> **Brief**: Leave out the pictures; transcribe all else exactly.

________

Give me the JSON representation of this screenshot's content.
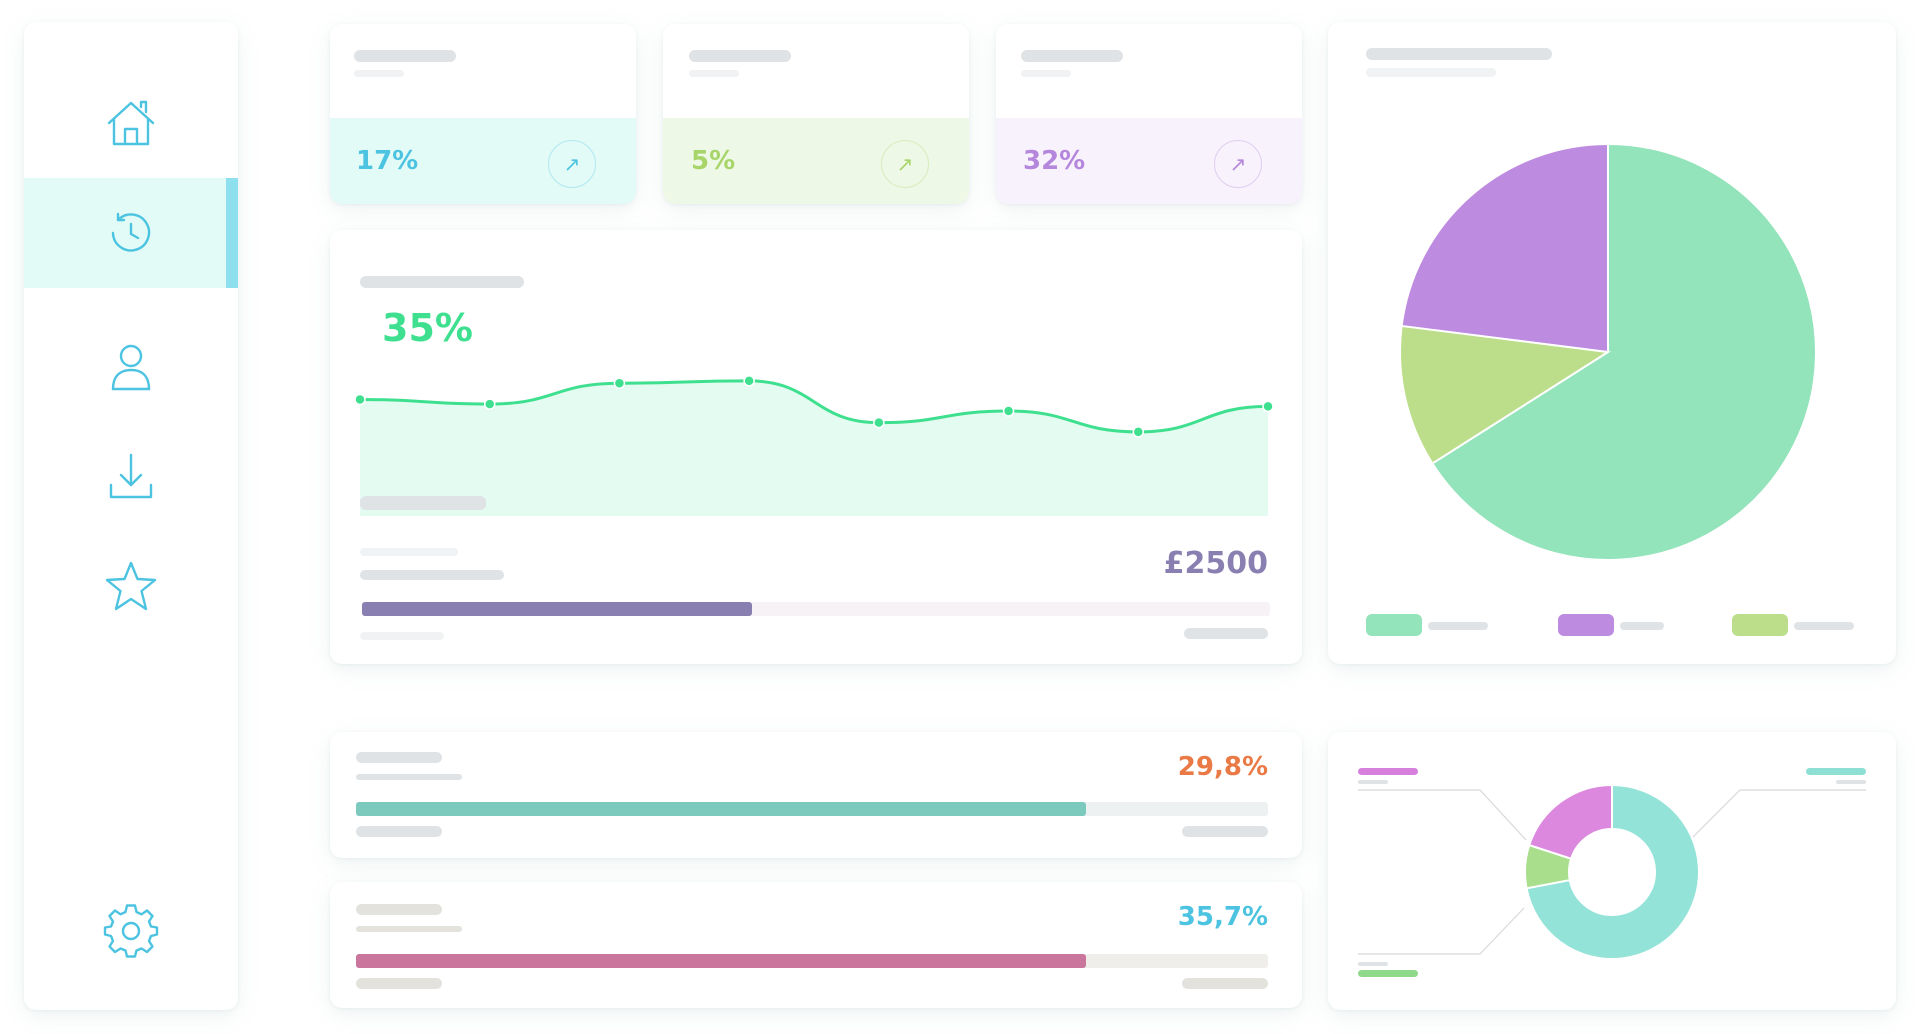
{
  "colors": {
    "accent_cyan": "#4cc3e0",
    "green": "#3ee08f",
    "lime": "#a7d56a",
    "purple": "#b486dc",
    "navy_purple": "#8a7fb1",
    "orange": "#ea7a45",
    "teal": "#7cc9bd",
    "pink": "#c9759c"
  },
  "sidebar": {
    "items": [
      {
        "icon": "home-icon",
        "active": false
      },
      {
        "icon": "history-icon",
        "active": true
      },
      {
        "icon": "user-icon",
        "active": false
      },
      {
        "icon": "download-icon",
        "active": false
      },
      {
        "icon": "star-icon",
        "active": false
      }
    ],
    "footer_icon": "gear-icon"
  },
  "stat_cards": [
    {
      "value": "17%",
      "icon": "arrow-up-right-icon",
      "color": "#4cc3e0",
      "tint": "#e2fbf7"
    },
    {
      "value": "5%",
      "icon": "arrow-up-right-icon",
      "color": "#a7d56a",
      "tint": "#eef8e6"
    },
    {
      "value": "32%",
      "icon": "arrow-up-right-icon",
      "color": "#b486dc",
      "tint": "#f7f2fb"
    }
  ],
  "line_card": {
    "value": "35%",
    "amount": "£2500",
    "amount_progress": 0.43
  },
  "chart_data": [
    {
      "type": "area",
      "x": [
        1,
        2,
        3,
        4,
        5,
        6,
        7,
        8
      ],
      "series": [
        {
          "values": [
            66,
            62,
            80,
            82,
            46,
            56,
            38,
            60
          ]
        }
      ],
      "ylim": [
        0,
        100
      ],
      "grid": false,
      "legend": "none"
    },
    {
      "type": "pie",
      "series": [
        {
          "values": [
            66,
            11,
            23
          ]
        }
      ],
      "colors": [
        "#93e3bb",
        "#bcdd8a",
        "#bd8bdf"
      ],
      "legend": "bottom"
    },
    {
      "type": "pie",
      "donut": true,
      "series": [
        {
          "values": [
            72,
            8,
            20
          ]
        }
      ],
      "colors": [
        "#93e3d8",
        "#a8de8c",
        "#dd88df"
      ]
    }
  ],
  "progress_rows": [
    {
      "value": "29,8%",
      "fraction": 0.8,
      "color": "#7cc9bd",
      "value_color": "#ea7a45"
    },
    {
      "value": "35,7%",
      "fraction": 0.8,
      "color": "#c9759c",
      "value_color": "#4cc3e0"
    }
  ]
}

________

> **Reply to the exercise**:
Give me the JSON representation of this screenshot's content.
{
  "colors": {
    "accent_cyan": "#4cc3e0",
    "green": "#3ee08f",
    "lime": "#a7d56a",
    "purple": "#b486dc",
    "navy_purple": "#8a7fb1",
    "orange": "#ea7a45",
    "teal": "#7cc9bd",
    "pink": "#c9759c"
  },
  "sidebar": {
    "items": [
      {
        "icon": "home-icon",
        "active": false
      },
      {
        "icon": "history-icon",
        "active": true
      },
      {
        "icon": "user-icon",
        "active": false
      },
      {
        "icon": "download-icon",
        "active": false
      },
      {
        "icon": "star-icon",
        "active": false
      }
    ],
    "footer_icon": "gear-icon"
  },
  "stat_cards": [
    {
      "value": "17%",
      "icon": "arrow-up-right-icon",
      "color": "#4cc3e0",
      "tint": "#e2fbf7"
    },
    {
      "value": "5%",
      "icon": "arrow-up-right-icon",
      "color": "#a7d56a",
      "tint": "#eef8e6"
    },
    {
      "value": "32%",
      "icon": "arrow-up-right-icon",
      "color": "#b486dc",
      "tint": "#f7f2fb"
    }
  ],
  "line_card": {
    "value": "35%",
    "amount": "£2500",
    "amount_progress": 0.43
  },
  "chart_data": [
    {
      "type": "area",
      "x": [
        1,
        2,
        3,
        4,
        5,
        6,
        7,
        8
      ],
      "series": [
        {
          "values": [
            66,
            62,
            80,
            82,
            46,
            56,
            38,
            60
          ]
        }
      ],
      "ylim": [
        0,
        100
      ],
      "grid": false,
      "legend": "none"
    },
    {
      "type": "pie",
      "series": [
        {
          "values": [
            66,
            11,
            23
          ]
        }
      ],
      "colors": [
        "#93e3bb",
        "#bcdd8a",
        "#bd8bdf"
      ],
      "legend": "bottom"
    },
    {
      "type": "pie",
      "donut": true,
      "series": [
        {
          "values": [
            72,
            8,
            20
          ]
        }
      ],
      "colors": [
        "#93e3d8",
        "#a8de8c",
        "#dd88df"
      ]
    }
  ],
  "progress_rows": [
    {
      "value": "29,8%",
      "fraction": 0.8,
      "color": "#7cc9bd",
      "value_color": "#ea7a45"
    },
    {
      "value": "35,7%",
      "fraction": 0.8,
      "color": "#c9759c",
      "value_color": "#4cc3e0"
    }
  ]
}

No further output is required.